Start of TASK DATA
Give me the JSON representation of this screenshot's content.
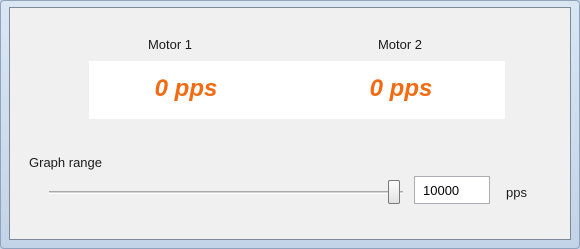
{
  "motors": [
    {
      "label": "Motor 1",
      "speed": "0 pps"
    },
    {
      "label": "Motor 2",
      "speed": "0 pps"
    }
  ],
  "graph_range": {
    "label": "Graph range",
    "value": "10000",
    "unit": "pps",
    "slider_level": 1.0
  },
  "colors": {
    "speed_text": "#f26b12",
    "panel_background": "#f0f0f0"
  }
}
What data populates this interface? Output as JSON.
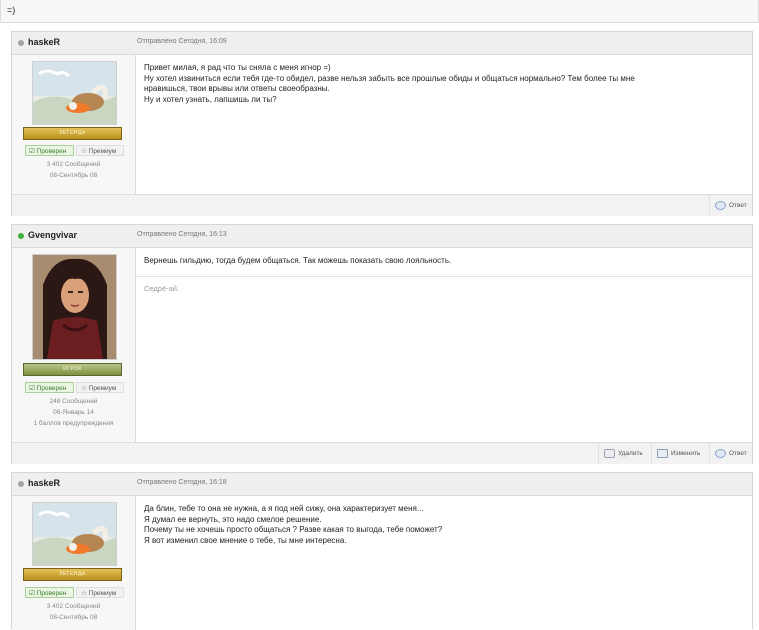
{
  "top_remnant": {
    "text": "=)"
  },
  "posts": [
    {
      "author": "haskeR",
      "date": "Отправлено Сегодня, 16:09",
      "rank": "ЛЕГЕНДА",
      "badge_verified": "Проверен",
      "badge_premium": "Премиум",
      "messages_count": "3 402 Сообщений",
      "joined": "08-Сентябрь 08",
      "lines": [
        "Привет милая, я рад что ты сняла с меня игнор =)",
        "Ну хотел извиниться если тебя где-то обидел, разве нельзя забыть все прошлые обиды и общаться нормально? Тем более ты мне",
        "нравишься, твои врывы или ответы своеобразны.",
        "Ну и хотел узнать, лапшишь ли ты?"
      ],
      "actions": {
        "reply": "Ответ"
      }
    },
    {
      "author": "Gvengvivar",
      "date": "Отправлено Сегодня, 16:13",
      "rank": "ИГРОК",
      "badge_verified": "Проверен",
      "badge_premium": "Премиум",
      "messages_count": "248 Сообщений",
      "joined": "06-Январь 14",
      "warnings": "1 баллов предупреждения",
      "lines": [
        "Вернешь гильдию, тогда будем общаться. Так можешь показать свою лояльность."
      ],
      "signature": "Седрё-ай.",
      "actions": {
        "delete": "Удалить",
        "edit": "Изменить",
        "reply": "Ответ"
      }
    },
    {
      "author": "haskeR",
      "date": "Отправлено Сегодня, 16:18",
      "rank": "ЛЕГЕНДА",
      "badge_verified": "Проверен",
      "badge_premium": "Премиум",
      "messages_count": "3 402 Сообщений",
      "joined": "08-Сентябрь 08",
      "lines": [
        "Да блин, тебе то она не нужна, а я под ней сижу, она характеризует меня...",
        "Я думал ее вернуть, это надо смелое решение.",
        "Почему ты не хочешь просто общаться ? Разве какая то выгода, тебе поможет?",
        "Я вот изменил свое мнение о тебе, ты мне интересна."
      ]
    }
  ],
  "colors": {
    "online_dot": "#3db03a",
    "offline_dot": "#a3a3a3",
    "verified_green": "#3c7d2a",
    "rank_gold": "#c9a232",
    "rank_olive": "#8fa04c"
  },
  "icons": [
    "status-offline-icon",
    "status-online-icon",
    "check-icon",
    "star-icon",
    "reply-icon",
    "edit-icon",
    "delete-icon"
  ]
}
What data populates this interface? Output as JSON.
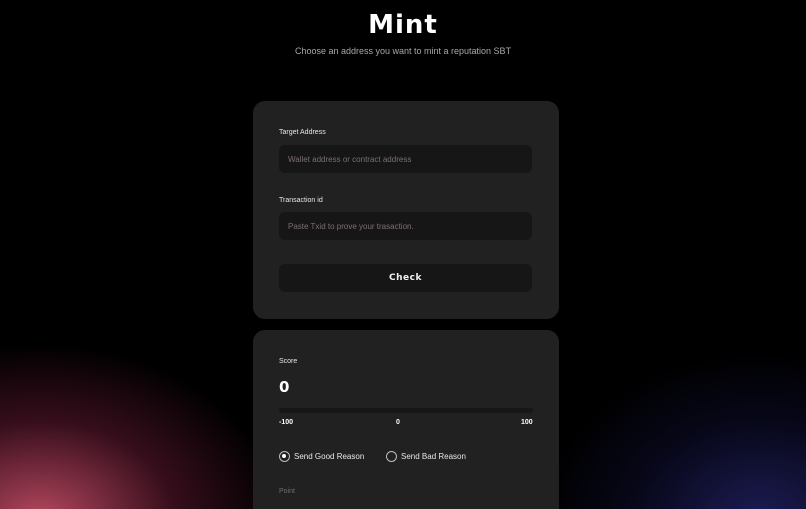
{
  "header": {
    "title": "Mint",
    "subtitle": "Choose an address you want to mint a reputation SBT"
  },
  "form": {
    "target_label": "Target Address",
    "target_placeholder": "Wallet address or contract address",
    "target_value": "",
    "txid_label": "Transaction id",
    "txid_placeholder": "Paste Txid to prove your trasaction.",
    "txid_value": "",
    "check_label": "Check"
  },
  "score": {
    "label": "Score",
    "value": "0",
    "slider": {
      "min": -100,
      "max": 100,
      "current": 0
    },
    "tick_min": "-100",
    "tick_mid": "0",
    "tick_max": "100"
  },
  "reason": {
    "options": [
      {
        "label": "Send Good Reason",
        "selected": true
      },
      {
        "label": "Send Bad Reason",
        "selected": false
      }
    ],
    "point_label": "Point"
  },
  "colors": {
    "background": "#000000",
    "card": "#212121",
    "input": "#161616",
    "accent_glow_left": "#d65470",
    "accent_glow_right": "#28287a"
  }
}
End of TASK DATA
Scan the material and collect every line that contains "меня".

        "Привет милая, я рад что ты сняла с меня игнор =)",
        "Да блин, тебе то она не нужна, а я под ней сижу, она характеризует меня...",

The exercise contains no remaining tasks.